(Data listing)

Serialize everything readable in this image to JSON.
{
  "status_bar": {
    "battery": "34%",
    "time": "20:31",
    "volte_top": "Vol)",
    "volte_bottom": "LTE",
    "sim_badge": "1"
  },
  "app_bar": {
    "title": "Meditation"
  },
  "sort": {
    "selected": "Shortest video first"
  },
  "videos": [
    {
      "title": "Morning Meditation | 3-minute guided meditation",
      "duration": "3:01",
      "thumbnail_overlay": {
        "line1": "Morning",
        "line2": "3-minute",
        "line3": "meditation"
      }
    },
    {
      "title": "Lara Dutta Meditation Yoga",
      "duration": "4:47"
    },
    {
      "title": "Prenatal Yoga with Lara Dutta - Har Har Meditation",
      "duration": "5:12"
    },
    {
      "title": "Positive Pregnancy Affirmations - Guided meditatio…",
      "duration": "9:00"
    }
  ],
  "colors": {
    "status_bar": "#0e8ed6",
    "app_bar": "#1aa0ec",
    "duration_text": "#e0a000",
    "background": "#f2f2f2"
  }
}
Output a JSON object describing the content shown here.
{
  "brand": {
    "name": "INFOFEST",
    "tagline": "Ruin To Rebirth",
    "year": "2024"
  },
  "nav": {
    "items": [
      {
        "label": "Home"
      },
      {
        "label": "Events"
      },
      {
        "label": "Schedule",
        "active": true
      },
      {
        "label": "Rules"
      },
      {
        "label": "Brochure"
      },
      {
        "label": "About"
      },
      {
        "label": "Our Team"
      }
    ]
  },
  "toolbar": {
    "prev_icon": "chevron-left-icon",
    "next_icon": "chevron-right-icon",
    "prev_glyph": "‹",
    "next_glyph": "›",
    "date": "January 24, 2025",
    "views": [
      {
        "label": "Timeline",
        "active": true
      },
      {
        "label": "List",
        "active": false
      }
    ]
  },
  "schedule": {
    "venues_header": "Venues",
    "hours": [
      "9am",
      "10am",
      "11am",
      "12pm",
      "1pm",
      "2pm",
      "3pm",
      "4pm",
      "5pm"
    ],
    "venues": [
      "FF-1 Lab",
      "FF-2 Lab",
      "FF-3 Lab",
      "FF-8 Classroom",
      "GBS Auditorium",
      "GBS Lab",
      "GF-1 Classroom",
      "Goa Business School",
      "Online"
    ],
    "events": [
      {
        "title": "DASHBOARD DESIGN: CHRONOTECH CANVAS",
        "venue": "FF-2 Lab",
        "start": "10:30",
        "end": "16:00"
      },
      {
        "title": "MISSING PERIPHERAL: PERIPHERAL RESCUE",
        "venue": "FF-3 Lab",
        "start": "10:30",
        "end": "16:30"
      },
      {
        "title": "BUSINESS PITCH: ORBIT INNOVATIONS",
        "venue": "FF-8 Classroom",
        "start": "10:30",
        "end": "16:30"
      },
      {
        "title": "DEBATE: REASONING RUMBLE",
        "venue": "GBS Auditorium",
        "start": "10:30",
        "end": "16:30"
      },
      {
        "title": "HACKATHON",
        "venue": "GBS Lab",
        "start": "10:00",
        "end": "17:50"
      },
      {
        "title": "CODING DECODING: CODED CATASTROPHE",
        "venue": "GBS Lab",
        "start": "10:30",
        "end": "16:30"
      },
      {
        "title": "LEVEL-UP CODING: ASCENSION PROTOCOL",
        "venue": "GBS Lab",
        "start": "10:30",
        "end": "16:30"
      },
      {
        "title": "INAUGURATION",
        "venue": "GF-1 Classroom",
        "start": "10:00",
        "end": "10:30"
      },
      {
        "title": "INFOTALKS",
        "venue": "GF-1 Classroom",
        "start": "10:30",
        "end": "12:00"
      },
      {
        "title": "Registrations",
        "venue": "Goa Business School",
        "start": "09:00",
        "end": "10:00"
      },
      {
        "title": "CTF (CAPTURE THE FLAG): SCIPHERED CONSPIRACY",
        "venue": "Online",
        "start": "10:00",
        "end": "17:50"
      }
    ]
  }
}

TASK DETAILS: Extract the listing in its entirety and repeat it exactly.

FINISHED EXERCISE:
Serialize everything readable in this image to JSON.
{
  "status_bar": {
    "battery": "34%",
    "time": "20:31",
    "volte_top": "Vol)",
    "volte_bottom": "LTE",
    "sim_badge": "1"
  },
  "app_bar": {
    "title": "Meditation"
  },
  "sort": {
    "selected": "Shortest video first"
  },
  "videos": [
    {
      "title": "Morning Meditation | 3-minute guided meditation",
      "duration": "3:01",
      "thumbnail_overlay": {
        "line1": "Morning",
        "line2": "3-minute",
        "line3": "meditation"
      }
    },
    {
      "title": "Lara Dutta Meditation Yoga",
      "duration": "4:47"
    },
    {
      "title": "Prenatal Yoga with Lara Dutta - Har Har Meditation",
      "duration": "5:12"
    },
    {
      "title": "Positive Pregnancy Affirmations - Guided meditatio…",
      "duration": "9:00"
    }
  ],
  "colors": {
    "status_bar": "#0e8ed6",
    "app_bar": "#1aa0ec",
    "duration_text": "#e0a000",
    "background": "#f2f2f2"
  }
}
Output a JSON object describing the content shown here.
{
  "brand": {
    "name": "INFOFEST",
    "tagline": "Ruin To Rebirth",
    "year": "2024"
  },
  "nav": {
    "items": [
      {
        "label": "Home"
      },
      {
        "label": "Events"
      },
      {
        "label": "Schedule",
        "active": true
      },
      {
        "label": "Rules"
      },
      {
        "label": "Brochure"
      },
      {
        "label": "About"
      },
      {
        "label": "Our Team"
      }
    ]
  },
  "toolbar": {
    "prev_icon": "chevron-left-icon",
    "next_icon": "chevron-right-icon",
    "prev_glyph": "‹",
    "next_glyph": "›",
    "date": "January 24, 2025",
    "views": [
      {
        "label": "Timeline",
        "active": true
      },
      {
        "label": "List",
        "active": false
      }
    ]
  },
  "schedule": {
    "venues_header": "Venues",
    "hours": [
      "9am",
      "10am",
      "11am",
      "12pm",
      "1pm",
      "2pm",
      "3pm",
      "4pm",
      "5pm"
    ],
    "venues": [
      "FF-1 Lab",
      "FF-2 Lab",
      "FF-3 Lab",
      "FF-8 Classroom",
      "GBS Auditorium",
      "GBS Lab",
      "GF-1 Classroom",
      "Goa Business School",
      "Online"
    ],
    "events": [
      {
        "title": "DASHBOARD DESIGN: CHRONOTECH CANVAS",
        "venue": "FF-2 Lab",
        "start": "10:30",
        "end": "16:00"
      },
      {
        "title": "MISSING PERIPHERAL: PERIPHERAL RESCUE",
        "venue": "FF-3 Lab",
        "start": "10:30",
        "end": "16:30"
      },
      {
        "title": "BUSINESS PITCH: ORBIT INNOVATIONS",
        "venue": "FF-8 Classroom",
        "start": "10:30",
        "end": "16:30"
      },
      {
        "title": "DEBATE: REASONING RUMBLE",
        "venue": "GBS Auditorium",
        "start": "10:30",
        "end": "16:30"
      },
      {
        "title": "HACKATHON",
        "venue": "GBS Lab",
        "start": "10:00",
        "end": "17:50"
      },
      {
        "title": "CODING DECODING: CODED CATASTROPHE",
        "venue": "GBS Lab",
        "start": "10:30",
        "end": "16:30"
      },
      {
        "title": "LEVEL-UP CODING: ASCENSION PROTOCOL",
        "venue": "GBS Lab",
        "start": "10:30",
        "end": "16:30"
      },
      {
        "title": "INAUGURATION",
        "venue": "GF-1 Classroom",
        "start": "10:00",
        "end": "10:30"
      },
      {
        "title": "INFOTALKS",
        "venue": "GF-1 Classroom",
        "start": "10:30",
        "end": "12:00"
      },
      {
        "title": "Registrations",
        "venue": "Goa Business School",
        "start": "09:00",
        "end": "10:00"
      },
      {
        "title": "CTF (CAPTURE THE FLAG): SCIPHERED CONSPIRACY",
        "venue": "Online",
        "start": "10:00",
        "end": "17:50"
      }
    ]
  }
}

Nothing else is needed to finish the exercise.